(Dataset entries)
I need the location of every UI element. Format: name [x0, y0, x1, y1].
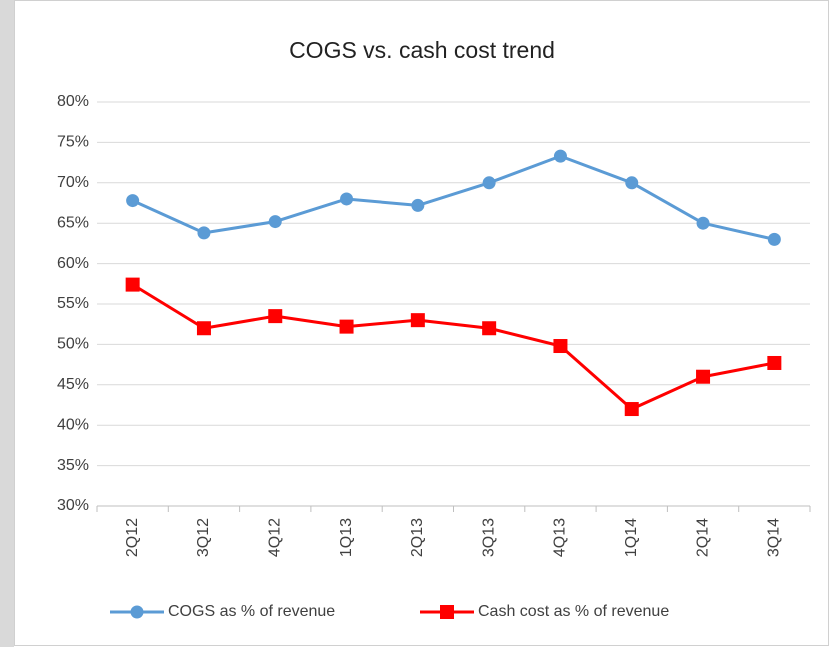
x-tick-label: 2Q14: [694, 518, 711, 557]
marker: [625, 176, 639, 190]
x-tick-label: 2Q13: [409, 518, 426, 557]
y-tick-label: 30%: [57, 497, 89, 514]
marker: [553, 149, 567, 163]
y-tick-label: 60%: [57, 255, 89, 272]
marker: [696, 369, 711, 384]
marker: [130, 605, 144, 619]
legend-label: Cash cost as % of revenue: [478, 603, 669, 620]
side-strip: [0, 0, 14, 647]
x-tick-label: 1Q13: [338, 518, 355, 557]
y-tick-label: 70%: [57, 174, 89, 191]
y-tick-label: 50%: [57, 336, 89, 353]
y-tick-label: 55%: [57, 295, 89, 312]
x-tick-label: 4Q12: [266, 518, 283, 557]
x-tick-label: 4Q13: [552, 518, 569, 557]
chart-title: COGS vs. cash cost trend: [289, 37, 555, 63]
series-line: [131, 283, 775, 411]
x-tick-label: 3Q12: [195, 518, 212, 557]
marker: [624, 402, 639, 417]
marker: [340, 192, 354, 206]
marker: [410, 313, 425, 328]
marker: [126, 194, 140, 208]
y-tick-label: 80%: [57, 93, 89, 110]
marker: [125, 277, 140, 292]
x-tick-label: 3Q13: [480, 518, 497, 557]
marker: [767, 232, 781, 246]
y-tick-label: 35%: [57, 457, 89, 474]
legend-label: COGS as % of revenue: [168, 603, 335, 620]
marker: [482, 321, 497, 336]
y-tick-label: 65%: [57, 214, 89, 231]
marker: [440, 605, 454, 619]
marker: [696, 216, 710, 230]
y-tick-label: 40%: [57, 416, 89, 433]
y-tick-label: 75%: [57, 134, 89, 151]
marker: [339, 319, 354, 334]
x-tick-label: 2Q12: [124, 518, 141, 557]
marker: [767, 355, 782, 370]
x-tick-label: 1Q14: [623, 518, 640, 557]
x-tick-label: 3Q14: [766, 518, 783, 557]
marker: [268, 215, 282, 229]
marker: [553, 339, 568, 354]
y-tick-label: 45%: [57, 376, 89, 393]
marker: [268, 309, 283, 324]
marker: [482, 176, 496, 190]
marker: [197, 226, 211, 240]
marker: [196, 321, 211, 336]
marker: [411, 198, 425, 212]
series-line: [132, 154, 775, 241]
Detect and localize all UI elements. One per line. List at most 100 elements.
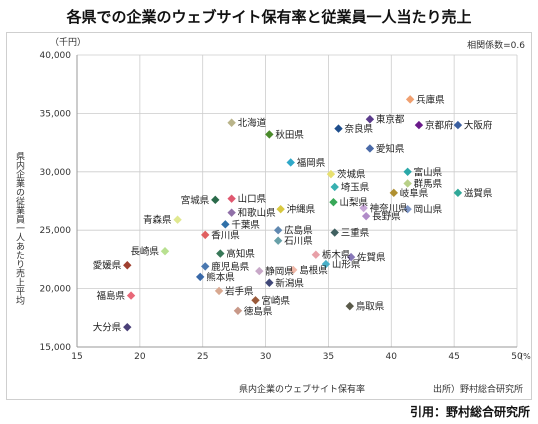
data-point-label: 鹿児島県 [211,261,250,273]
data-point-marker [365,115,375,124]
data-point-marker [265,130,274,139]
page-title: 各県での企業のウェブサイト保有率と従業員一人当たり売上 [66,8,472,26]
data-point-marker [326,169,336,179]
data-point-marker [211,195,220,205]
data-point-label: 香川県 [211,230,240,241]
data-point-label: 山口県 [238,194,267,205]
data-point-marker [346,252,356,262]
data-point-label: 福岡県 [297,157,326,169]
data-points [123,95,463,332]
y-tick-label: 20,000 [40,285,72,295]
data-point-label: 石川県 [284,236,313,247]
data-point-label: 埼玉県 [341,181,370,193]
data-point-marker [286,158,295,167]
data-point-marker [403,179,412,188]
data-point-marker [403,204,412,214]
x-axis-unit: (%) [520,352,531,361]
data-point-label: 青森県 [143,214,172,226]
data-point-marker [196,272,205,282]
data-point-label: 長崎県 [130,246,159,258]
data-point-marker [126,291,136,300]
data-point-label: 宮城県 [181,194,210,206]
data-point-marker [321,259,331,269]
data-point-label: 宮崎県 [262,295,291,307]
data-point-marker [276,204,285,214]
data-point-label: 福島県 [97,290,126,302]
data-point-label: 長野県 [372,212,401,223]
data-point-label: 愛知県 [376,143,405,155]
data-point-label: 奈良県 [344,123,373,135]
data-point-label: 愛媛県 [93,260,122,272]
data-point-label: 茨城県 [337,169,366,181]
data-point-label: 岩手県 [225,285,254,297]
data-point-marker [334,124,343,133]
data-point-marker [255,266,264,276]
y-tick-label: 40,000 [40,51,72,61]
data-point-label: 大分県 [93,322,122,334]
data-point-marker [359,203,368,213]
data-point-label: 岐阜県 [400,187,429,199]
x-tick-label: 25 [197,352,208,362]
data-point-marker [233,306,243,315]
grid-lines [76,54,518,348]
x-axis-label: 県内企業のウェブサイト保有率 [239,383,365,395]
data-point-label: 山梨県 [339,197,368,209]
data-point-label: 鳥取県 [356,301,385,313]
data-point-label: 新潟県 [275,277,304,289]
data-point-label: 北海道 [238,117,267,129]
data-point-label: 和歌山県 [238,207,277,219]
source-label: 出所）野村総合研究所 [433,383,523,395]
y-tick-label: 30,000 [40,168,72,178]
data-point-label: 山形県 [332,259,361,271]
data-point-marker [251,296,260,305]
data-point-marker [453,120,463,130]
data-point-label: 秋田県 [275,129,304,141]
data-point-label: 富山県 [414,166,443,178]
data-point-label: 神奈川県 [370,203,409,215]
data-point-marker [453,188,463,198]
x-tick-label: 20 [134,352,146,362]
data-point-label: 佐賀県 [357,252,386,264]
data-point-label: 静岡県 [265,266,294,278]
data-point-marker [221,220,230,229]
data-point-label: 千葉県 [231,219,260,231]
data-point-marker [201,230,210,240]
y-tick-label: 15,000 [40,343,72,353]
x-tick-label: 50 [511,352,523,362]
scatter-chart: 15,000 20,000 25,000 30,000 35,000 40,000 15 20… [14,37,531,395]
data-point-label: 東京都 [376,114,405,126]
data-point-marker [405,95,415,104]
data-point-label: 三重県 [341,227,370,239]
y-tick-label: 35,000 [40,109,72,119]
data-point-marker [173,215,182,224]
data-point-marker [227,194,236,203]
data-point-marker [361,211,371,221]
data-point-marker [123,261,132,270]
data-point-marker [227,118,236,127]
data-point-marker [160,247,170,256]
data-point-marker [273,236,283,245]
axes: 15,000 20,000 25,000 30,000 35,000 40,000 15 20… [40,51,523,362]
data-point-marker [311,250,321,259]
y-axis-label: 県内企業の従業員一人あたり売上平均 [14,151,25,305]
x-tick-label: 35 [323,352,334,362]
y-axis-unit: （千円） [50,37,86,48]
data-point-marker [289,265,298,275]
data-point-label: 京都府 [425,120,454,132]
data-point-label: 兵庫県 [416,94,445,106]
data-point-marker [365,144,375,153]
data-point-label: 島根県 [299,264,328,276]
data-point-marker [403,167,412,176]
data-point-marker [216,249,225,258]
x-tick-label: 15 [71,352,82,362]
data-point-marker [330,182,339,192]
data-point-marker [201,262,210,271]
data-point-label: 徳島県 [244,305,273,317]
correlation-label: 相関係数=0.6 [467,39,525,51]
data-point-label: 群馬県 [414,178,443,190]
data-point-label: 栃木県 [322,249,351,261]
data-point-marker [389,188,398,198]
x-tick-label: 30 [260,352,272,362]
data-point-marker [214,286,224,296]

==

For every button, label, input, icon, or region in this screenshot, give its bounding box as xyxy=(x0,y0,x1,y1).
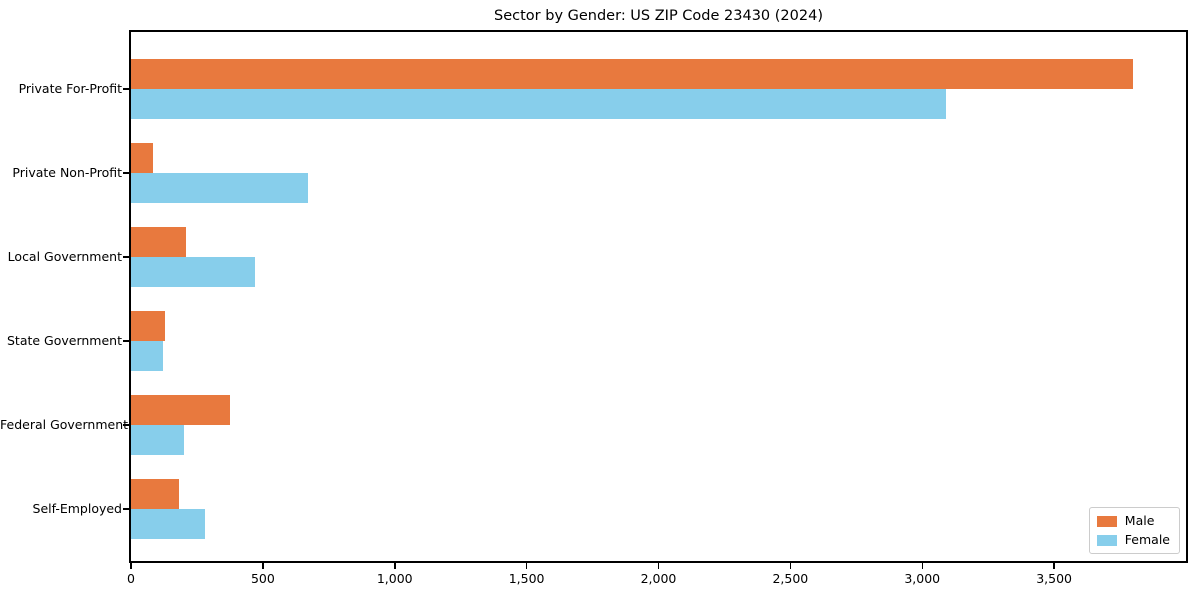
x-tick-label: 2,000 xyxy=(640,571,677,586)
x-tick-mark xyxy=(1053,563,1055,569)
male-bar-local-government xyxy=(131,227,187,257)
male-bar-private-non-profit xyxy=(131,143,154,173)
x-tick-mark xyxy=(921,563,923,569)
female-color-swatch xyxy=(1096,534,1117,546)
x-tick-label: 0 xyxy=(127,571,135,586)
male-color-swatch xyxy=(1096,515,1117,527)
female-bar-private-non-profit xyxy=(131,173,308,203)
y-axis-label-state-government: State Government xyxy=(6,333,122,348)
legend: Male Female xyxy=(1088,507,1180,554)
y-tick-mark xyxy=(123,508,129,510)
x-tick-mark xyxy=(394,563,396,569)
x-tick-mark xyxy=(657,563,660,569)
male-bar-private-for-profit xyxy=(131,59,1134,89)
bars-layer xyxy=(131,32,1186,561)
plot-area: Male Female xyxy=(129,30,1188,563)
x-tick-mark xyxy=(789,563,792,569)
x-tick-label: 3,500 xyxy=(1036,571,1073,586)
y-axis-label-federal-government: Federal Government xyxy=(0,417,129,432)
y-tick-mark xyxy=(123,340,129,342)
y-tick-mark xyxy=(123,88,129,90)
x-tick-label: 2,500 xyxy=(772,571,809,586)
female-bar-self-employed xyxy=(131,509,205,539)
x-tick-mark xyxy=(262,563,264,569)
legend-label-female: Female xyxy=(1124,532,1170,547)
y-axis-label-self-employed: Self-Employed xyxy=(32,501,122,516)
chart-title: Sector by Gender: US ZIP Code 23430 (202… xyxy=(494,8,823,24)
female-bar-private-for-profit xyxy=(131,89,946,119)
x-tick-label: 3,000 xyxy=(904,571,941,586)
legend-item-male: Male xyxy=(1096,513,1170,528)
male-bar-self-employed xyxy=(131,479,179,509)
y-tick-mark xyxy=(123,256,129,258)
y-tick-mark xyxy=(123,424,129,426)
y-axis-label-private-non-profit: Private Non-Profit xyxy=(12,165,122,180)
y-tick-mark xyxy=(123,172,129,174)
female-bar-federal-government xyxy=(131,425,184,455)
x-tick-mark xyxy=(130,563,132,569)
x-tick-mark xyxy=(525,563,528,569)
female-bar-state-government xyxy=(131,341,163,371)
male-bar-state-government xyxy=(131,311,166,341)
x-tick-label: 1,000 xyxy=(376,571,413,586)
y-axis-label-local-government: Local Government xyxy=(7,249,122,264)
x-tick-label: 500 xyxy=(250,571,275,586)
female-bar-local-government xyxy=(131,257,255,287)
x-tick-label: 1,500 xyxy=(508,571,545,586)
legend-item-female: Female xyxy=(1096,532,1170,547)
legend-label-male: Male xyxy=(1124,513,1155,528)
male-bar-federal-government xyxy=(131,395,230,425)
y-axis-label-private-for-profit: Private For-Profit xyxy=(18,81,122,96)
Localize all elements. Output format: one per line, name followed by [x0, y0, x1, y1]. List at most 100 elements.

● **SET TASK**
Swap "marker" for "dot" in the material, starting at the line that has "x-tick-label: 2Q14: [694, 518, 711, 557]" and stopping after the line that has "Detect and localize". Give those lines back with nothing else changed.

● **FULL SOLUTION**
x-tick-label: 2Q14: [694, 518, 711, 557]
dot: [625, 176, 639, 190]
x-tick-label: 2Q13: [409, 518, 426, 557]
y-tick-label: 30%: [57, 497, 89, 514]
dot: [553, 149, 567, 163]
y-tick-label: 60%: [57, 255, 89, 272]
dot: [696, 369, 711, 384]
dot: [130, 605, 144, 619]
legend-label: Cash cost as % of revenue: [478, 603, 669, 620]
side-strip: [0, 0, 14, 647]
x-tick-label: 1Q13: [338, 518, 355, 557]
y-tick-label: 70%: [57, 174, 89, 191]
y-tick-label: 50%: [57, 336, 89, 353]
y-tick-label: 55%: [57, 295, 89, 312]
x-tick-label: 4Q12: [266, 518, 283, 557]
x-tick-label: 4Q13: [552, 518, 569, 557]
chart-title: COGS vs. cash cost trend: [289, 37, 555, 63]
series-line: [131, 283, 775, 411]
x-tick-label: 3Q12: [195, 518, 212, 557]
dot: [624, 402, 639, 417]
dot: [340, 192, 354, 206]
dot: [410, 313, 425, 328]
dot: [126, 194, 140, 208]
y-tick-label: 80%: [57, 93, 89, 110]
dot: [125, 277, 140, 292]
x-tick-label: 3Q13: [480, 518, 497, 557]
dot: [767, 232, 781, 246]
y-tick-label: 35%: [57, 457, 89, 474]
legend-label: COGS as % of revenue: [168, 603, 335, 620]
dot: [482, 321, 497, 336]
y-tick-label: 65%: [57, 214, 89, 231]
dot: [440, 605, 454, 619]
dot: [696, 216, 710, 230]
y-tick-label: 40%: [57, 416, 89, 433]
y-tick-label: 75%: [57, 134, 89, 151]
dot: [339, 319, 354, 334]
x-tick-label: 2Q12: [124, 518, 141, 557]
dot: [767, 355, 782, 370]
x-tick-label: 1Q14: [623, 518, 640, 557]
x-tick-label: 3Q14: [766, 518, 783, 557]
dot: [268, 215, 282, 229]
dot: [553, 339, 568, 354]
y-tick-label: 45%: [57, 376, 89, 393]
dot: [268, 309, 283, 324]
dot: [482, 176, 496, 190]
dot: [197, 226, 211, 240]
dot: [196, 321, 211, 336]
dot: [411, 198, 425, 212]
series-line: [132, 154, 775, 241]
Detect and localize all UI elements. One per line. List at most 100 elements.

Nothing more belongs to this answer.